= Aim =
Pull out every line with the word "next".

:::::

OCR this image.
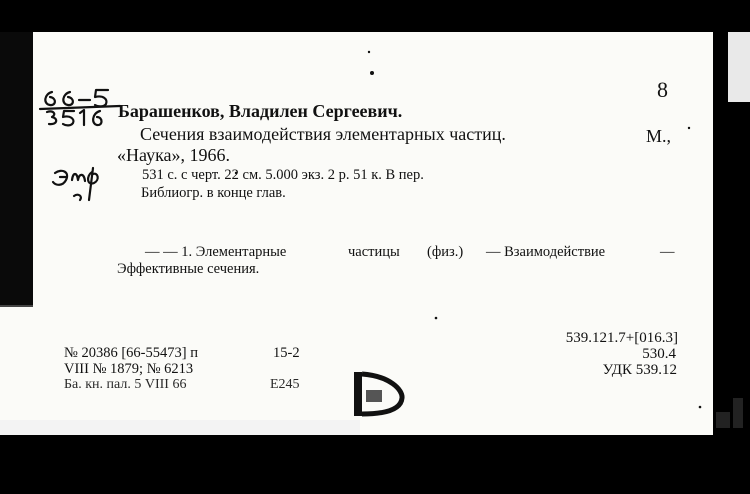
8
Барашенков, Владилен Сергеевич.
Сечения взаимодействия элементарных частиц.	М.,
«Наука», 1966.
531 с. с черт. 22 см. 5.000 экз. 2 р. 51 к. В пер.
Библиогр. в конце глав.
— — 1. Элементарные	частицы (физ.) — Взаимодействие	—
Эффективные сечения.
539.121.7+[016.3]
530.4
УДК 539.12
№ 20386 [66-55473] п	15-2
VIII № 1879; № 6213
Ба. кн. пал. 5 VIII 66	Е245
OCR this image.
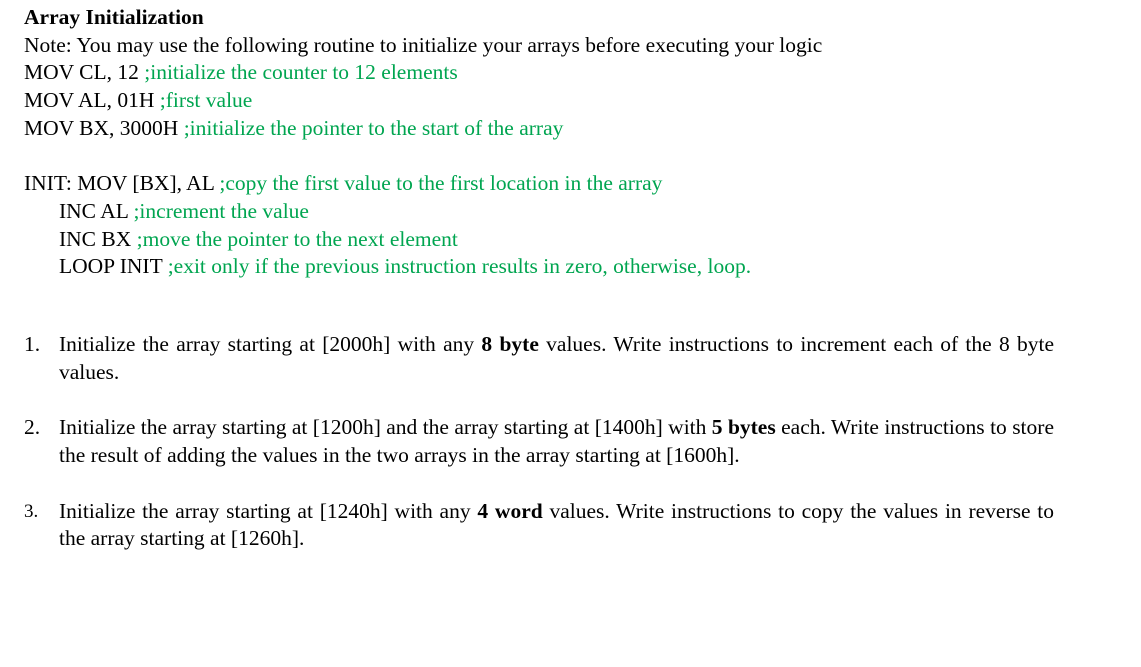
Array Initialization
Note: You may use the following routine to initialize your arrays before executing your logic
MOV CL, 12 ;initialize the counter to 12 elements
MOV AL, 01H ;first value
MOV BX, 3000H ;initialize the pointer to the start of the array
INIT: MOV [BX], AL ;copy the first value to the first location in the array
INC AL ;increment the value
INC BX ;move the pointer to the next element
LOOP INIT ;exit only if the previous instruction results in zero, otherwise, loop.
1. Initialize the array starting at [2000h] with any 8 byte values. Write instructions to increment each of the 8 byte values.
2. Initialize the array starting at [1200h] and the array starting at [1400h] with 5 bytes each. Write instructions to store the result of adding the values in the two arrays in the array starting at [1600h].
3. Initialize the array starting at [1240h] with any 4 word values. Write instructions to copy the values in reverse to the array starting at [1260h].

:::::

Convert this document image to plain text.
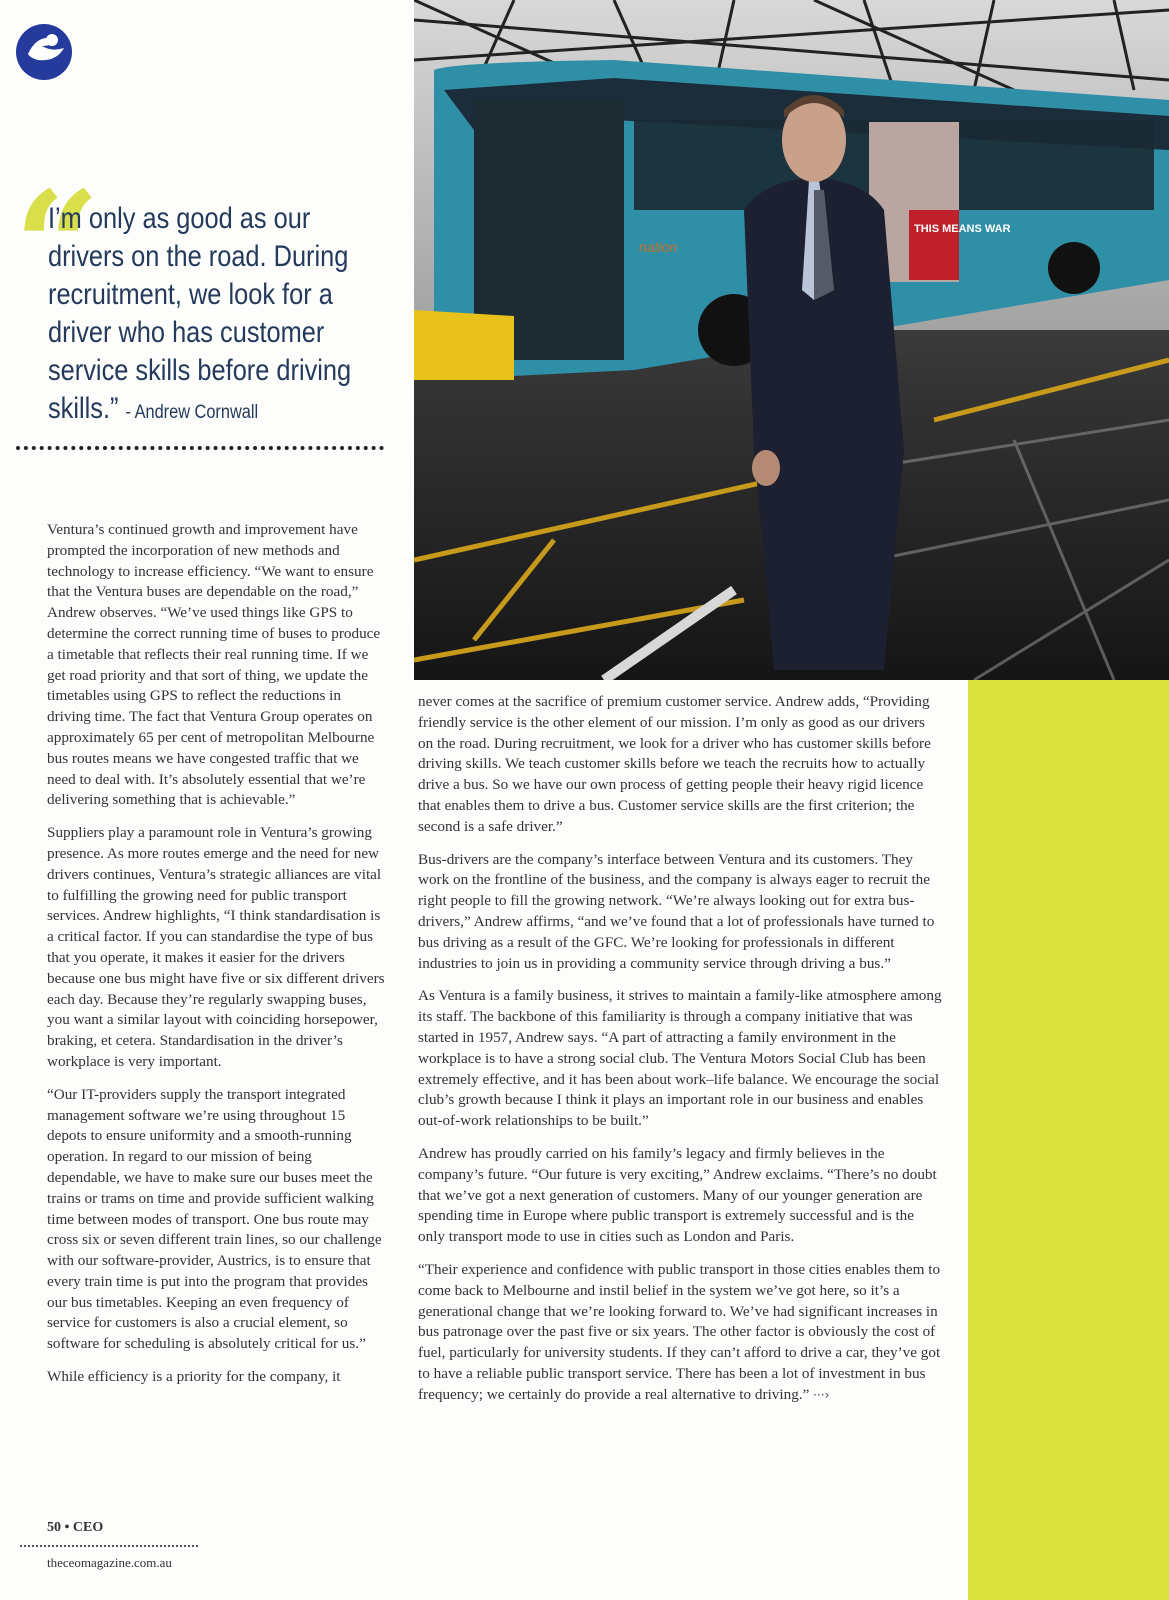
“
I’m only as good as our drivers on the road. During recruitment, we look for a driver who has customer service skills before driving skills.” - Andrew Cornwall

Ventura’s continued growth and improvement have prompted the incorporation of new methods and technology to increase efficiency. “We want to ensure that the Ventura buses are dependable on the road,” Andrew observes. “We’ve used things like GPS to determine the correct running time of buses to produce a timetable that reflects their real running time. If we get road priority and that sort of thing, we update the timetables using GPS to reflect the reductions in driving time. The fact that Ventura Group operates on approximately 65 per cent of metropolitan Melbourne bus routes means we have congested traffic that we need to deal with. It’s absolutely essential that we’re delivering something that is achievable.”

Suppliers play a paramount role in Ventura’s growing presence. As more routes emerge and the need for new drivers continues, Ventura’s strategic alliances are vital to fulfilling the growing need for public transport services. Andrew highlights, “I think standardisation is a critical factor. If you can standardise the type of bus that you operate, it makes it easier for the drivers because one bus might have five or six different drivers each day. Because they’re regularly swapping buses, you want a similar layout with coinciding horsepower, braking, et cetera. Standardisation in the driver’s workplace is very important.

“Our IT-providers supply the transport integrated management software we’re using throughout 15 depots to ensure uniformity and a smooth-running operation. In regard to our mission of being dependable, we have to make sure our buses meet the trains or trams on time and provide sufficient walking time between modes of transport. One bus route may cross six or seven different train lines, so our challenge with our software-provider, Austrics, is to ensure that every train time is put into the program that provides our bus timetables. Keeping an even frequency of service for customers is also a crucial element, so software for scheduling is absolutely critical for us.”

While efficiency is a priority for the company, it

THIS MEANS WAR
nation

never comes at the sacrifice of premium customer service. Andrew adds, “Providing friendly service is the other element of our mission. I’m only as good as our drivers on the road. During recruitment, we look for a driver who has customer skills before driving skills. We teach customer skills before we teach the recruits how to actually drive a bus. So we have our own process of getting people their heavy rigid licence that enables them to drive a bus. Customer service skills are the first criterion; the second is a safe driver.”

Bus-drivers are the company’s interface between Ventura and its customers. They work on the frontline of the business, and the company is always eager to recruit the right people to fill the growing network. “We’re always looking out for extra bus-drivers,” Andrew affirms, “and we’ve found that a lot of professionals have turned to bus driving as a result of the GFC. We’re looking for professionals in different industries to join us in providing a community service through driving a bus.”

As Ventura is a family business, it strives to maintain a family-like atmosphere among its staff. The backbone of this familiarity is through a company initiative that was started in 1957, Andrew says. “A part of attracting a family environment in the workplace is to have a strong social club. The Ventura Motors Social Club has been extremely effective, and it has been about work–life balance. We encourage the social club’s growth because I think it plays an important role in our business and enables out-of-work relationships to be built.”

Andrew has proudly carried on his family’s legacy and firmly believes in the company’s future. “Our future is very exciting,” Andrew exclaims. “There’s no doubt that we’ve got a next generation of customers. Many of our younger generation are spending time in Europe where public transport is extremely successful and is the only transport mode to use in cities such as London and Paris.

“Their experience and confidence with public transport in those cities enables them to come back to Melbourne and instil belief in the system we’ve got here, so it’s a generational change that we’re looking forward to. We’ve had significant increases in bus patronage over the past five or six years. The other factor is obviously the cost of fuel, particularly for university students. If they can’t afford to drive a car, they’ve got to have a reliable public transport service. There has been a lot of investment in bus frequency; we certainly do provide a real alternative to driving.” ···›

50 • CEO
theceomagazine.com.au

:::::

= Task answer =
INC BX ;move the pointer to the next element
Andrew has proudly carried on his family’s legacy and firmly believes in the company’s future. “Our future is very exciting,” Andrew exclaims. “There’s no doubt that we’ve got a next generation of customers. Many of our younger generation are spending time in Europe where public transport is extremely successful and is the only transport mode to use in cities such as London and Paris.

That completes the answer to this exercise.